Written request:
Could you write out every entry exactly as it stands?

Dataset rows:
* * * *

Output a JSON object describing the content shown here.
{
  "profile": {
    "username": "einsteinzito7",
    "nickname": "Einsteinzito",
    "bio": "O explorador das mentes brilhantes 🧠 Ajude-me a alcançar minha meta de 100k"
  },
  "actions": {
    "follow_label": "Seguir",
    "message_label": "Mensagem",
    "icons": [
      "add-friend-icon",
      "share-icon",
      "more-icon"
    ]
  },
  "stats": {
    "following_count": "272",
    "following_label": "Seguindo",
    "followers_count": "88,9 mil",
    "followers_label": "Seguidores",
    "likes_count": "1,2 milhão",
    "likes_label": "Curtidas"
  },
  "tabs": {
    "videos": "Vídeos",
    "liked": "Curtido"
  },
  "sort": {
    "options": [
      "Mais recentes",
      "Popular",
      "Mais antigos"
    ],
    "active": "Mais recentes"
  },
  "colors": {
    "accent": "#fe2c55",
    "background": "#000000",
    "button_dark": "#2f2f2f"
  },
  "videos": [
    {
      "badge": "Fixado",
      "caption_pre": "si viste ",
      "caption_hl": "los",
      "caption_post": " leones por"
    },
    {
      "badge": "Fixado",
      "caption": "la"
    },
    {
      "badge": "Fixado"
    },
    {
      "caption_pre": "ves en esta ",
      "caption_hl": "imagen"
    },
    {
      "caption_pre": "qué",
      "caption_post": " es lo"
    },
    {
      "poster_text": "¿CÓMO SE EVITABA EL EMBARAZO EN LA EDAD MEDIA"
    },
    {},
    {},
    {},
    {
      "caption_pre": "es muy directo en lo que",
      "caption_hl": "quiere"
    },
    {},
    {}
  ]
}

* * * *

The output:
Output a JSON object describing the content shown here.
{
  "profile": {
    "username": "einsteinzito7",
    "nickname": "Einsteinzito",
    "bio": "O explorador das mentes brilhantes 🧠 Ajude-me a alcançar minha meta de 100k"
  },
  "actions": {
    "follow_label": "Seguir",
    "message_label": "Mensagem",
    "icons": [
      "add-friend-icon",
      "share-icon",
      "more-icon"
    ]
  },
  "stats": {
    "following_count": "272",
    "following_label": "Seguindo",
    "followers_count": "88,9 mil",
    "followers_label": "Seguidores",
    "likes_count": "1,2 milhão",
    "likes_label": "Curtidas"
  },
  "tabs": {
    "videos": "Vídeos",
    "liked": "Curtido"
  },
  "sort": {
    "options": [
      "Mais recentes",
      "Popular",
      "Mais antigos"
    ],
    "active": "Mais recentes"
  },
  "colors": {
    "accent": "#fe2c55",
    "background": "#000000",
    "button_dark": "#2f2f2f"
  },
  "videos": [
    {
      "badge": "Fixado",
      "caption_pre": "si viste ",
      "caption_hl": "los",
      "caption_post": " leones por"
    },
    {
      "badge": "Fixado",
      "caption": "la"
    },
    {
      "badge": "Fixado"
    },
    {
      "caption_pre": "ves en esta ",
      "caption_hl": "imagen"
    },
    {
      "caption_pre": "qué",
      "caption_post": " es lo"
    },
    {
      "poster_text": "¿CÓMO SE EVITABA EL EMBARAZO EN LA EDAD MEDIA"
    },
    {},
    {},
    {},
    {
      "caption_pre": "es muy directo en lo que",
      "caption_hl": "quiere"
    },
    {},
    {}
  ]
}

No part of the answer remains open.